_SHORT PROBLEM_
Look through the material below and give the number of lines holding "overline", with no other words.

/---

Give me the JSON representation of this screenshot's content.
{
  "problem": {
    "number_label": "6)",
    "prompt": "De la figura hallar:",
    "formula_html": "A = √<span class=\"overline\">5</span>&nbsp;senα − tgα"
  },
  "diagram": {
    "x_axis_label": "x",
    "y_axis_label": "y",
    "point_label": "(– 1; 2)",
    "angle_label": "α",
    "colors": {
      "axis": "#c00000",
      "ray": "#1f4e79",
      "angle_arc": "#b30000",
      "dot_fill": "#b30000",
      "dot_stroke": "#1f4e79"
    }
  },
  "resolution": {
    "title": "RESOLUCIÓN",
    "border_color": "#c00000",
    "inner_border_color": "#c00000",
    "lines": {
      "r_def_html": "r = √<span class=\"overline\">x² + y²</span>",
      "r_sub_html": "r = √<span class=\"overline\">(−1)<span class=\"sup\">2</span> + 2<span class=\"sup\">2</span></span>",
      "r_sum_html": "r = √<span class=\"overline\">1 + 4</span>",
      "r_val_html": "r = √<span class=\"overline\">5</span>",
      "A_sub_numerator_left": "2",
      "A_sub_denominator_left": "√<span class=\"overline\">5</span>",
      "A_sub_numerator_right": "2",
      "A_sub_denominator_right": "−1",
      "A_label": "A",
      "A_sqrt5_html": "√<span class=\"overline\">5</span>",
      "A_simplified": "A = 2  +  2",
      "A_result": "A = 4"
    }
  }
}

\---

_SOLUTION_
7